*** EXTRACTED MATERIAL
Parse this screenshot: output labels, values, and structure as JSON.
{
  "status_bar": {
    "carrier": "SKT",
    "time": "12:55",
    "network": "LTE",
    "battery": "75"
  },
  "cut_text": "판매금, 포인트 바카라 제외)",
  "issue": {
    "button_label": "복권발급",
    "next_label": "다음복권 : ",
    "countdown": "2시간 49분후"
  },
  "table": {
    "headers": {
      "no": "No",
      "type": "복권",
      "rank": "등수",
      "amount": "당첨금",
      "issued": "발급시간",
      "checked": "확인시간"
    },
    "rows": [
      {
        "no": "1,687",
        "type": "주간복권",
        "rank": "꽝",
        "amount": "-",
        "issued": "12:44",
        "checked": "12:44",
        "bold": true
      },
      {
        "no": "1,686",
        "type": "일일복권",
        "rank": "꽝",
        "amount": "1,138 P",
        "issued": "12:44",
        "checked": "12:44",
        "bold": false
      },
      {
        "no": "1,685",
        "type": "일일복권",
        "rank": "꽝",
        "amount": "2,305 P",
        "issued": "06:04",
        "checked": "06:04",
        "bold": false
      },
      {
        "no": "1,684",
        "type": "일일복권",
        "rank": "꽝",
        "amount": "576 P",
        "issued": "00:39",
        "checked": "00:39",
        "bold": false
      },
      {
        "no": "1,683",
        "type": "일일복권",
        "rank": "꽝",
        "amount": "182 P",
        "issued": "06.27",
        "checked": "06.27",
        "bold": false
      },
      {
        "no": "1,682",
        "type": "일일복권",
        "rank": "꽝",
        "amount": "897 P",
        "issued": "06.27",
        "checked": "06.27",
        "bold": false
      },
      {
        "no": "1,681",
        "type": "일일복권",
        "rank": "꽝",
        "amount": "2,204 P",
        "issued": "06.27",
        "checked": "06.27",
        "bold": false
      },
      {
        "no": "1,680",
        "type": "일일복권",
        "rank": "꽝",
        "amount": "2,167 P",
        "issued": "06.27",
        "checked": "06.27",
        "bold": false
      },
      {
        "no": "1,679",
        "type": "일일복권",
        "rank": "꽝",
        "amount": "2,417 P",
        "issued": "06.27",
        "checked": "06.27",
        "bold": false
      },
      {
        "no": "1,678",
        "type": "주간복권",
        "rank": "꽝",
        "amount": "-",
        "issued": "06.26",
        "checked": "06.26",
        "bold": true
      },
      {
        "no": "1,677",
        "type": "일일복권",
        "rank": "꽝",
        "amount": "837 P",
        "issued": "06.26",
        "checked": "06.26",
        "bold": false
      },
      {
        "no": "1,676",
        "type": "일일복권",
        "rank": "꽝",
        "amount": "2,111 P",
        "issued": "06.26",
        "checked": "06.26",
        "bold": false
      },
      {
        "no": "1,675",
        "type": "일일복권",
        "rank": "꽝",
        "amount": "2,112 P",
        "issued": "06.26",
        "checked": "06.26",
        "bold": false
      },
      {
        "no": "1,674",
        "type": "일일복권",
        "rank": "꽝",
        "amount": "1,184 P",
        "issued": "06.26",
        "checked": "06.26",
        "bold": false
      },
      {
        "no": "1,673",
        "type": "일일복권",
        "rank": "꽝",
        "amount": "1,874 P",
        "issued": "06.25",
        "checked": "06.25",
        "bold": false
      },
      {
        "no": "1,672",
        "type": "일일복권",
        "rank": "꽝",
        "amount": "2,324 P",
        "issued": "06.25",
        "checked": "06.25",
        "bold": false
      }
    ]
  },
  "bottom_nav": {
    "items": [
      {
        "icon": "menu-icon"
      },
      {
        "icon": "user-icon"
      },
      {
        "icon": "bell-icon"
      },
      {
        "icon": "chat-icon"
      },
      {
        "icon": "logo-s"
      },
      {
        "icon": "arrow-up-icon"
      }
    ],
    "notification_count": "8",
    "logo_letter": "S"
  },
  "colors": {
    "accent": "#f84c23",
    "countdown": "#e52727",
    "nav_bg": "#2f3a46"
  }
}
******
■ **WRITTEN PROBLEM**
Extract the whole listing, character for character.

■ **FINAL ANSWER**
Parse this screenshot: output labels, values, and structure as JSON.
{
  "status_bar": {
    "carrier": "SKT",
    "time": "12:55",
    "network": "LTE",
    "battery": "75"
  },
  "cut_text": "판매금, 포인트 바카라 제외)",
  "issue": {
    "button_label": "복권발급",
    "next_label": "다음복권 : ",
    "countdown": "2시간 49분후"
  },
  "table": {
    "headers": {
      "no": "No",
      "type": "복권",
      "rank": "등수",
      "amount": "당첨금",
      "issued": "발급시간",
      "checked": "확인시간"
    },
    "rows": [
      {
        "no": "1,687",
        "type": "주간복권",
        "rank": "꽝",
        "amount": "-",
        "issued": "12:44",
        "checked": "12:44",
        "bold": true
      },
      {
        "no": "1,686",
        "type": "일일복권",
        "rank": "꽝",
        "amount": "1,138 P",
        "issued": "12:44",
        "checked": "12:44",
        "bold": false
      },
      {
        "no": "1,685",
        "type": "일일복권",
        "rank": "꽝",
        "amount": "2,305 P",
        "issued": "06:04",
        "checked": "06:04",
        "bold": false
      },
      {
        "no": "1,684",
        "type": "일일복권",
        "rank": "꽝",
        "amount": "576 P",
        "issued": "00:39",
        "checked": "00:39",
        "bold": false
      },
      {
        "no": "1,683",
        "type": "일일복권",
        "rank": "꽝",
        "amount": "182 P",
        "issued": "06.27",
        "checked": "06.27",
        "bold": false
      },
      {
        "no": "1,682",
        "type": "일일복권",
        "rank": "꽝",
        "amount": "897 P",
        "issued": "06.27",
        "checked": "06.27",
        "bold": false
      },
      {
        "no": "1,681",
        "type": "일일복권",
        "rank": "꽝",
        "amount": "2,204 P",
        "issued": "06.27",
        "checked": "06.27",
        "bold": false
      },
      {
        "no": "1,680",
        "type": "일일복권",
        "rank": "꽝",
        "amount": "2,167 P",
        "issued": "06.27",
        "checked": "06.27",
        "bold": false
      },
      {
        "no": "1,679",
        "type": "일일복권",
        "rank": "꽝",
        "amount": "2,417 P",
        "issued": "06.27",
        "checked": "06.27",
        "bold": false
      },
      {
        "no": "1,678",
        "type": "주간복권",
        "rank": "꽝",
        "amount": "-",
        "issued": "06.26",
        "checked": "06.26",
        "bold": true
      },
      {
        "no": "1,677",
        "type": "일일복권",
        "rank": "꽝",
        "amount": "837 P",
        "issued": "06.26",
        "checked": "06.26",
        "bold": false
      },
      {
        "no": "1,676",
        "type": "일일복권",
        "rank": "꽝",
        "amount": "2,111 P",
        "issued": "06.26",
        "checked": "06.26",
        "bold": false
      },
      {
        "no": "1,675",
        "type": "일일복권",
        "rank": "꽝",
        "amount": "2,112 P",
        "issued": "06.26",
        "checked": "06.26",
        "bold": false
      },
      {
        "no": "1,674",
        "type": "일일복권",
        "rank": "꽝",
        "amount": "1,184 P",
        "issued": "06.26",
        "checked": "06.26",
        "bold": false
      },
      {
        "no": "1,673",
        "type": "일일복권",
        "rank": "꽝",
        "amount": "1,874 P",
        "issued": "06.25",
        "checked": "06.25",
        "bold": false
      },
      {
        "no": "1,672",
        "type": "일일복권",
        "rank": "꽝",
        "amount": "2,324 P",
        "issued": "06.25",
        "checked": "06.25",
        "bold": false
      }
    ]
  },
  "bottom_nav": {
    "items": [
      {
        "icon": "menu-icon"
      },
      {
        "icon": "user-icon"
      },
      {
        "icon": "bell-icon"
      },
      {
        "icon": "chat-icon"
      },
      {
        "icon": "logo-s"
      },
      {
        "icon": "arrow-up-icon"
      }
    ],
    "notification_count": "8",
    "logo_letter": "S"
  },
  "colors": {
    "accent": "#f84c23",
    "countdown": "#e52727",
    "nav_bg": "#2f3a46"
  }
}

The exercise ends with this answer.